## What to work on
Transcribe all of the material exactly.

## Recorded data
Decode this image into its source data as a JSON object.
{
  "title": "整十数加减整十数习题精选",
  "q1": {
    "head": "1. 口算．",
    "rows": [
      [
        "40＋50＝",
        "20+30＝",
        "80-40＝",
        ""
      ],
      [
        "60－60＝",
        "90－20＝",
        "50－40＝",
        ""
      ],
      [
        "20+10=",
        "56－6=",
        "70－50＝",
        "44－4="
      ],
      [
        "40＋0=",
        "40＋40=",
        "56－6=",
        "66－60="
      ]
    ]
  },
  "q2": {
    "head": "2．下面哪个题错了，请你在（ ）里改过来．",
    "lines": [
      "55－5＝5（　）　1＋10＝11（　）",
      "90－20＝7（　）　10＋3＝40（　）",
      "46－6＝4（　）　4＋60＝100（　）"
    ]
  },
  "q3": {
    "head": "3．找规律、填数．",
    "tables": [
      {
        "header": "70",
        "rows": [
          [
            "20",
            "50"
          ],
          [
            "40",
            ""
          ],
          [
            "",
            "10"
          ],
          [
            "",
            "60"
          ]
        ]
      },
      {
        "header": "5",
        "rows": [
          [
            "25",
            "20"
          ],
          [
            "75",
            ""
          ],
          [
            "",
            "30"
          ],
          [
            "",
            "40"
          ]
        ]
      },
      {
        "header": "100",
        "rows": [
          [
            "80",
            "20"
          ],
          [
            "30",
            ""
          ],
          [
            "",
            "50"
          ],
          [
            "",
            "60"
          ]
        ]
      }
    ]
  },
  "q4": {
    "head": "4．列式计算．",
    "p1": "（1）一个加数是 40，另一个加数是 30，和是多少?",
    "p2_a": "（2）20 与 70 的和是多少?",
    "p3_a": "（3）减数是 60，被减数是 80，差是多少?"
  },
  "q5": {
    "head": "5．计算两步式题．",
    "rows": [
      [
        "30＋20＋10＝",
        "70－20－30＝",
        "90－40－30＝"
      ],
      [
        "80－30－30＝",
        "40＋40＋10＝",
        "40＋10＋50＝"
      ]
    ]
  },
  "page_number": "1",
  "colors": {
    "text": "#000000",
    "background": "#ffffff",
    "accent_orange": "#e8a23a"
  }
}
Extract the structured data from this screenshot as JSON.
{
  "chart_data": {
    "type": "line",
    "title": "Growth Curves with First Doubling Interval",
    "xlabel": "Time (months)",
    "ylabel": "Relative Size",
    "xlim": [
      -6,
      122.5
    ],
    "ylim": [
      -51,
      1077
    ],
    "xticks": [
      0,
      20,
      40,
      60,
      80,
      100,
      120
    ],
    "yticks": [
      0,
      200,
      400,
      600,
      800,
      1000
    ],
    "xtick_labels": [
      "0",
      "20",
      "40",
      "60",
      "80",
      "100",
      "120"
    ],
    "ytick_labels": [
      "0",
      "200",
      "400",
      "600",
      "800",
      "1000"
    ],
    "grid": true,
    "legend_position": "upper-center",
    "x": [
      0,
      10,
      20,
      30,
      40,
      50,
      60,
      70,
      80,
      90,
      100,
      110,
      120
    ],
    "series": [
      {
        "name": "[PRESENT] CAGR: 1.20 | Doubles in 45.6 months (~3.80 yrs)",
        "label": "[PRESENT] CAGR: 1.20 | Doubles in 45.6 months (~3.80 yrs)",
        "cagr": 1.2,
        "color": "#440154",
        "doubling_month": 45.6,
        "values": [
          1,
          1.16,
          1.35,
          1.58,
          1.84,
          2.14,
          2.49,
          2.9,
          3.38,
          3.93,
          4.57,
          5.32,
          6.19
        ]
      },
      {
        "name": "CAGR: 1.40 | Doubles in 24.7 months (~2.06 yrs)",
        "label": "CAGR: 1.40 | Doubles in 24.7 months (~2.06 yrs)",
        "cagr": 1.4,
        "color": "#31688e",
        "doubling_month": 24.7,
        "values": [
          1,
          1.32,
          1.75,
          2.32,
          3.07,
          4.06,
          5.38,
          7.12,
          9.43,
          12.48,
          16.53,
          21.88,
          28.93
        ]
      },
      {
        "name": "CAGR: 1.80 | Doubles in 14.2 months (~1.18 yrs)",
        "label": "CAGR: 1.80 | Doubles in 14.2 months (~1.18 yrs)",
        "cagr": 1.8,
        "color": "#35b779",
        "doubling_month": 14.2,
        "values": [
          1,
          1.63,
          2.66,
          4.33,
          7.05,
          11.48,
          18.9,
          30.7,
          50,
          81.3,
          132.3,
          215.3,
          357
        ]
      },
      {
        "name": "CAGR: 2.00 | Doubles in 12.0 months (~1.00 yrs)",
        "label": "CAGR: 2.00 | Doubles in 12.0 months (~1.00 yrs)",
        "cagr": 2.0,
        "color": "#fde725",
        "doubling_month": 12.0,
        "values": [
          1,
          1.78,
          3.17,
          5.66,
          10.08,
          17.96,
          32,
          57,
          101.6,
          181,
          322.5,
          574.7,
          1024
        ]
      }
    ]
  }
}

## Result
Decode this image into its source data as a JSON object.
{
  "title": "整十数加减整十数习题精选",
  "q1": {
    "head": "1. 口算．",
    "rows": [
      [
        "40＋50＝",
        "20+30＝",
        "80-40＝",
        ""
      ],
      [
        "60－60＝",
        "90－20＝",
        "50－40＝",
        ""
      ],
      [
        "20+10=",
        "56－6=",
        "70－50＝",
        "44－4="
      ],
      [
        "40＋0=",
        "40＋40=",
        "56－6=",
        "66－60="
      ]
    ]
  },
  "q2": {
    "head": "2．下面哪个题错了，请你在（ ）里改过来．",
    "lines": [
      "55－5＝5（　）　1＋10＝11（　）",
      "90－20＝7（　）　10＋3＝40（　）",
      "46－6＝4（　）　4＋60＝100（　）"
    ]
  },
  "q3": {
    "head": "3．找规律、填数．",
    "tables": [
      {
        "header": "70",
        "rows": [
          [
            "20",
            "50"
          ],
          [
            "40",
            ""
          ],
          [
            "",
            "10"
          ],
          [
            "",
            "60"
          ]
        ]
      },
      {
        "header": "5",
        "rows": [
          [
            "25",
            "20"
          ],
          [
            "75",
            ""
          ],
          [
            "",
            "30"
          ],
          [
            "",
            "40"
          ]
        ]
      },
      {
        "header": "100",
        "rows": [
          [
            "80",
            "20"
          ],
          [
            "30",
            ""
          ],
          [
            "",
            "50"
          ],
          [
            "",
            "60"
          ]
        ]
      }
    ]
  },
  "q4": {
    "head": "4．列式计算．",
    "p1": "（1）一个加数是 40，另一个加数是 30，和是多少?",
    "p2_a": "（2）20 与 70 的和是多少?",
    "p3_a": "（3）减数是 60，被减数是 80，差是多少?"
  },
  "q5": {
    "head": "5．计算两步式题．",
    "rows": [
      [
        "30＋20＋10＝",
        "70－20－30＝",
        "90－40－30＝"
      ],
      [
        "80－30－30＝",
        "40＋40＋10＝",
        "40＋10＋50＝"
      ]
    ]
  },
  "page_number": "1",
  "colors": {
    "text": "#000000",
    "background": "#ffffff",
    "accent_orange": "#e8a23a"
  }
}
Extract the structured data from this screenshot as JSON.
{
  "chart_data": {
    "type": "line",
    "title": "Growth Curves with First Doubling Interval",
    "xlabel": "Time (months)",
    "ylabel": "Relative Size",
    "xlim": [
      -6,
      122.5
    ],
    "ylim": [
      -51,
      1077
    ],
    "xticks": [
      0,
      20,
      40,
      60,
      80,
      100,
      120
    ],
    "yticks": [
      0,
      200,
      400,
      600,
      800,
      1000
    ],
    "xtick_labels": [
      "0",
      "20",
      "40",
      "60",
      "80",
      "100",
      "120"
    ],
    "ytick_labels": [
      "0",
      "200",
      "400",
      "600",
      "800",
      "1000"
    ],
    "grid": true,
    "legend_position": "upper-center",
    "x": [
      0,
      10,
      20,
      30,
      40,
      50,
      60,
      70,
      80,
      90,
      100,
      110,
      120
    ],
    "series": [
      {
        "name": "[PRESENT] CAGR: 1.20 | Doubles in 45.6 months (~3.80 yrs)",
        "label": "[PRESENT] CAGR: 1.20 | Doubles in 45.6 months (~3.80 yrs)",
        "cagr": 1.2,
        "color": "#440154",
        "doubling_month": 45.6,
        "values": [
          1,
          1.16,
          1.35,
          1.58,
          1.84,
          2.14,
          2.49,
          2.9,
          3.38,
          3.93,
          4.57,
          5.32,
          6.19
        ]
      },
      {
        "name": "CAGR: 1.40 | Doubles in 24.7 months (~2.06 yrs)",
        "label": "CAGR: 1.40 | Doubles in 24.7 months (~2.06 yrs)",
        "cagr": 1.4,
        "color": "#31688e",
        "doubling_month": 24.7,
        "values": [
          1,
          1.32,
          1.75,
          2.32,
          3.07,
          4.06,
          5.38,
          7.12,
          9.43,
          12.48,
          16.53,
          21.88,
          28.93
        ]
      },
      {
        "name": "CAGR: 1.80 | Doubles in 14.2 months (~1.18 yrs)",
        "label": "CAGR: 1.80 | Doubles in 14.2 months (~1.18 yrs)",
        "cagr": 1.8,
        "color": "#35b779",
        "doubling_month": 14.2,
        "values": [
          1,
          1.63,
          2.66,
          4.33,
          7.05,
          11.48,
          18.9,
          30.7,
          50,
          81.3,
          132.3,
          215.3,
          357
        ]
      },
      {
        "name": "CAGR: 2.00 | Doubles in 12.0 months (~1.00 yrs)",
        "label": "CAGR: 2.00 | Doubles in 12.0 months (~1.00 yrs)",
        "cagr": 2.0,
        "color": "#fde725",
        "doubling_month": 12.0,
        "values": [
          1,
          1.78,
          3.17,
          5.66,
          10.08,
          17.96,
          32,
          57,
          101.6,
          181,
          322.5,
          574.7,
          1024
        ]
      }
    ]
  }
}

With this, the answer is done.